(Stored data)
>> Start

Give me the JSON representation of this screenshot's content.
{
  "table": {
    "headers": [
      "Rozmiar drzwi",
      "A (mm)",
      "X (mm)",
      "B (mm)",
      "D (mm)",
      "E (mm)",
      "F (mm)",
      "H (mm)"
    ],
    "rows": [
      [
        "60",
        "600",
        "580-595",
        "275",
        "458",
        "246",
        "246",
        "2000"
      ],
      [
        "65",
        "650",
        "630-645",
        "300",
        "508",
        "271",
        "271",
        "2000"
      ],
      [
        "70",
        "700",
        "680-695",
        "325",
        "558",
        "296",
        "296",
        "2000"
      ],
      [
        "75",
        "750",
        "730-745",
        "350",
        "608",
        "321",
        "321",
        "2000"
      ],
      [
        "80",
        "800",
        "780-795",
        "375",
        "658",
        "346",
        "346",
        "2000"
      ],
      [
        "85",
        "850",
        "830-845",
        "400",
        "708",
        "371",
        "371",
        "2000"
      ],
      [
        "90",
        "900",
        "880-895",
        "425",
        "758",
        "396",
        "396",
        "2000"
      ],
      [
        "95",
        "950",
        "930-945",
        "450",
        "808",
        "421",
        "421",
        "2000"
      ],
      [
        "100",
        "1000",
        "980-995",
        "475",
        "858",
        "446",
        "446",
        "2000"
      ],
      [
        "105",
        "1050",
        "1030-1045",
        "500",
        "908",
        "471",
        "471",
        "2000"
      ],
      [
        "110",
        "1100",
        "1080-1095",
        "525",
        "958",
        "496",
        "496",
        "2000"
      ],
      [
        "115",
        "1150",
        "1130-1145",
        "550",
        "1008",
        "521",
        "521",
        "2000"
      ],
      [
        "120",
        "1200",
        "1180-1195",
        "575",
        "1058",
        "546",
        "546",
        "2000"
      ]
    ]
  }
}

>> End

* _What you need to do_:
Copy down the material exactly as written.

* _Written solution_:
Give me the JSON representation of this screenshot's content.
{
  "table": {
    "headers": [
      "Rozmiar drzwi",
      "A (mm)",
      "X (mm)",
      "B (mm)",
      "D (mm)",
      "E (mm)",
      "F (mm)",
      "H (mm)"
    ],
    "rows": [
      [
        "60",
        "600",
        "580-595",
        "275",
        "458",
        "246",
        "246",
        "2000"
      ],
      [
        "65",
        "650",
        "630-645",
        "300",
        "508",
        "271",
        "271",
        "2000"
      ],
      [
        "70",
        "700",
        "680-695",
        "325",
        "558",
        "296",
        "296",
        "2000"
      ],
      [
        "75",
        "750",
        "730-745",
        "350",
        "608",
        "321",
        "321",
        "2000"
      ],
      [
        "80",
        "800",
        "780-795",
        "375",
        "658",
        "346",
        "346",
        "2000"
      ],
      [
        "85",
        "850",
        "830-845",
        "400",
        "708",
        "371",
        "371",
        "2000"
      ],
      [
        "90",
        "900",
        "880-895",
        "425",
        "758",
        "396",
        "396",
        "2000"
      ],
      [
        "95",
        "950",
        "930-945",
        "450",
        "808",
        "421",
        "421",
        "2000"
      ],
      [
        "100",
        "1000",
        "980-995",
        "475",
        "858",
        "446",
        "446",
        "2000"
      ],
      [
        "105",
        "1050",
        "1030-1045",
        "500",
        "908",
        "471",
        "471",
        "2000"
      ],
      [
        "110",
        "1100",
        "1080-1095",
        "525",
        "958",
        "496",
        "496",
        "2000"
      ],
      [
        "115",
        "1150",
        "1130-1145",
        "550",
        "1008",
        "521",
        "521",
        "2000"
      ],
      [
        "120",
        "1200",
        "1180-1195",
        "575",
        "1058",
        "546",
        "546",
        "2000"
      ]
    ]
  }
}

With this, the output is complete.